- [Texte proposé]
※ ※ ※

D’une institution à vocation originelle plutôt culturelle, la Francophonie est aujourd’hui rattrapée par les enjeux de la mondialisation des affaires avec la prédominance de l’anglais comme langue du business. Comme les études prospectives prédisent un renversement de tendances dans les décennies à venir avec le français en pôle-position, le débat porte désormais sur une meilleure exploitation des atouts et avantages du français qui peut servir de catalyseur et de vecteur directeur pour un développement économique et social d’une force démographique de 220 millions de locuteurs, répartis sur un espace couvrant les cinq continents. Revue des forces et faiblesses d’une certaine ambition francophone.
Avec 220 millions de locuteurs (Observatoire de la langue française), répartis sur les 5 continents, avec une projection de 700 millions à l’horizon 2050, dont 85% qui vivront en Afrique (Rapport Natixis, 2014), la Francophonie cherche à se positionner comme une force d’attraction dominante pour mieux développer des relations d’affaires entre ses différentes composantes, au vu de ses immenses besoins et des potentialités de partenariats mutuellement enrichissants.

※ ※ ※

- [Données fournies]
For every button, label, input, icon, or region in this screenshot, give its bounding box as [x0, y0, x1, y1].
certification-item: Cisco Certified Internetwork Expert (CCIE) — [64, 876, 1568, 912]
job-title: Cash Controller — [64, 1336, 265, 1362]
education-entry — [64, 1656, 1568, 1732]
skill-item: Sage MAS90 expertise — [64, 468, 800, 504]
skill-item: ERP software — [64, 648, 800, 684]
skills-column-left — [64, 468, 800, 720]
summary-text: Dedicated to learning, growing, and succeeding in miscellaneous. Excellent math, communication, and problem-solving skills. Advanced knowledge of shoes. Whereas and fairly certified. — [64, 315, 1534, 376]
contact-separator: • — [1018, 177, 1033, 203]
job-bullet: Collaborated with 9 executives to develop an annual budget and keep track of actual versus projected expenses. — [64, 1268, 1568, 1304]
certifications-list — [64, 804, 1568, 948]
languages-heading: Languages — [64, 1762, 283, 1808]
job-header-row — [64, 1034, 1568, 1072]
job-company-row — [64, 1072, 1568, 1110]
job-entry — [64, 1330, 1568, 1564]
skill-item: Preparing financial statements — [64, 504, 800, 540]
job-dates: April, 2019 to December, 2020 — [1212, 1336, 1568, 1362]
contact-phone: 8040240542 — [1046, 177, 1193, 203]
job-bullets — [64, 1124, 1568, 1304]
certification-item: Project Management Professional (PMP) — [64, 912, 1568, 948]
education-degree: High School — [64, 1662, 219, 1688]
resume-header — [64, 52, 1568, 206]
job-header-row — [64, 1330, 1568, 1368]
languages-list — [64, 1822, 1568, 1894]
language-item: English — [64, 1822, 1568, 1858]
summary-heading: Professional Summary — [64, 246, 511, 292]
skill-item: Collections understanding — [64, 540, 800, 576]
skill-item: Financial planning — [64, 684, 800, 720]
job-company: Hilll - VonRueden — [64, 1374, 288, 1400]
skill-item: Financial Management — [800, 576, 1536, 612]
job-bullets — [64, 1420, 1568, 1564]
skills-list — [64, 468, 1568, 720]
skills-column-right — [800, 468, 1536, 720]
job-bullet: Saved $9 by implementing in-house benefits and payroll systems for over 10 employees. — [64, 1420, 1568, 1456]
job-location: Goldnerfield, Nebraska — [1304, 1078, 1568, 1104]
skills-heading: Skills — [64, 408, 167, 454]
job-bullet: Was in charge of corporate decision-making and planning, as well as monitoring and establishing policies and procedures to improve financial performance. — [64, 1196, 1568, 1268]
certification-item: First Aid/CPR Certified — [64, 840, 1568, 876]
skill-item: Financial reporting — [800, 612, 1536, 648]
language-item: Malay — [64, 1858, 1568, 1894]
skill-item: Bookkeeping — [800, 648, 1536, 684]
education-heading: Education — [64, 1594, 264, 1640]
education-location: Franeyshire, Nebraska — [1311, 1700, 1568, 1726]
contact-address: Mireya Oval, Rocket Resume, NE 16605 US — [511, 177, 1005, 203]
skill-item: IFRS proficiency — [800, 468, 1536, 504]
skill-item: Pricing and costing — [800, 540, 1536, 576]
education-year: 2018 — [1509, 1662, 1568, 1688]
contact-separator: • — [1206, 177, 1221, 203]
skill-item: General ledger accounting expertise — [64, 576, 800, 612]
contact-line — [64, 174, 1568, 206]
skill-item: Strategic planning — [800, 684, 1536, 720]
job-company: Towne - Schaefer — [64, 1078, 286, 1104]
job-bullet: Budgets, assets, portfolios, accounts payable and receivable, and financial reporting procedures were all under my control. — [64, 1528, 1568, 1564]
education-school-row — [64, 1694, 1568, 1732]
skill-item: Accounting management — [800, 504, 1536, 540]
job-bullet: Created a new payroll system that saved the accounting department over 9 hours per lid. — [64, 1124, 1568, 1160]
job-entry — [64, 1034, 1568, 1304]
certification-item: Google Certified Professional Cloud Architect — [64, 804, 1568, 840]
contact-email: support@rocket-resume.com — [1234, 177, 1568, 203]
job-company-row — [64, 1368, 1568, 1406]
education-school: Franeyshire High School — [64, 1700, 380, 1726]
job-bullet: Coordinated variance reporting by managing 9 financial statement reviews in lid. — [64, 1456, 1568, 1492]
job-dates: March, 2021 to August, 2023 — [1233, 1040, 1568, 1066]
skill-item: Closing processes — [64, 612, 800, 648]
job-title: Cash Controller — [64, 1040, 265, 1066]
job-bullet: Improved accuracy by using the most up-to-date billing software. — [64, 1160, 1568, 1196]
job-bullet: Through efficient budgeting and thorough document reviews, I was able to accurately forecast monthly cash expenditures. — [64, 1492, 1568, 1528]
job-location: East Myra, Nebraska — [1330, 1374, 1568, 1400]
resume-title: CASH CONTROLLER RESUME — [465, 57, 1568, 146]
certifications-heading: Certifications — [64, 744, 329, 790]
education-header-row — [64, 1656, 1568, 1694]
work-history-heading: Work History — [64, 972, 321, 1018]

※ ※ ※

- [Exercice 1]
Répondez aux questions suivantes à l’aide du texte sur la Francophonie :
(a) Quelle langue prédomine comme langue du business ?
(b) Combien de locuteurs sont projetés à l’horizon 2050 ?
(c) Quelle proportion de ces locuteurs vivra en Afrique selon le Rapport Natixis ?
- [Exercice 2]
Indiquez si chaque affirmation concorde avec le texte sur la Francophonie, en citant les mots qui tranchent :
(a) La Francophonie avait à l’origine une vocation plutôt économique.
(b) Les locuteurs du français se répartissent sur les cinq continents.
(c) Le chiffre de 220 millions de locuteurs provient du Rapport Natixis.
- [Exercice 3]
Prolongez le texte sur la Francophonie à la suite de sa dernière phrase.

- [Corrigé 1]
(a) L’anglais.
(b) 700 millions.
(c) 85 %.

- [Corrigé 2]
(a) Non : « D’une institution à vocation originelle plutôt culturelle ».
(b) Oui : « répartis sur un espace couvrant les cinq continents ».
(c) Non : « 220 millions de locuteurs (Observatoire de la langue française) ».

- [Corrigé 3]
Aujourd’hui, avec plus 7,200 milliards de dollars de PIB générés par les 77 États et gouvernements membres de l’OIF, il s’agit d’échanger sur la dynamisation de ce énorme potentiel et sur la Francophonie en tant que vraie force économique.
Historiquement, la relation avec la langue française, notamment pour les pays anciennement sous domination française, d’Afrique et d’Asie, est le fait de la colonisation qui a d’abord été un projet éminemment économique. Il s’agissait d’exploiter leurs matières premières dont avaient besoin les industries naissantes de la Métropole afin de propulser son développement économique. Même après les indépendances, la relation économique n’a jamais cessé. A l’époque, on parlait d’une certaine «Françafrique», très prépondérante au niveau de l’ex-«pré-carré», sur tous les plans, politique et économique en particulier, dans les pays de l’ex-AOF (Afrique occidentale française) et l’ex-AEF (Afrique centrale). Ce qui fait qu’une grande partie de ces économies était contrôlée par des entreprises multinationales françaises, pendant longtemps. Ceci a été facilité par l’existence d’une monnaie unique (le franc CFA), un droit des affaires commun (OHADA), des communautés économiques intégrées (UEMOA, CEMAC)…
Dans la foulée de la création des organismes supranationaux, il a été mis en place en 1970, l’Organisation Internationale de la Francophonie (OIF). Forte d’une population de près de 900 millions d’habitants dont 220 millions de locuteurs en français et sur les cinq continents, l’OIF entend développer une solidarité active entre ses 77 Etats et gouvernements membres.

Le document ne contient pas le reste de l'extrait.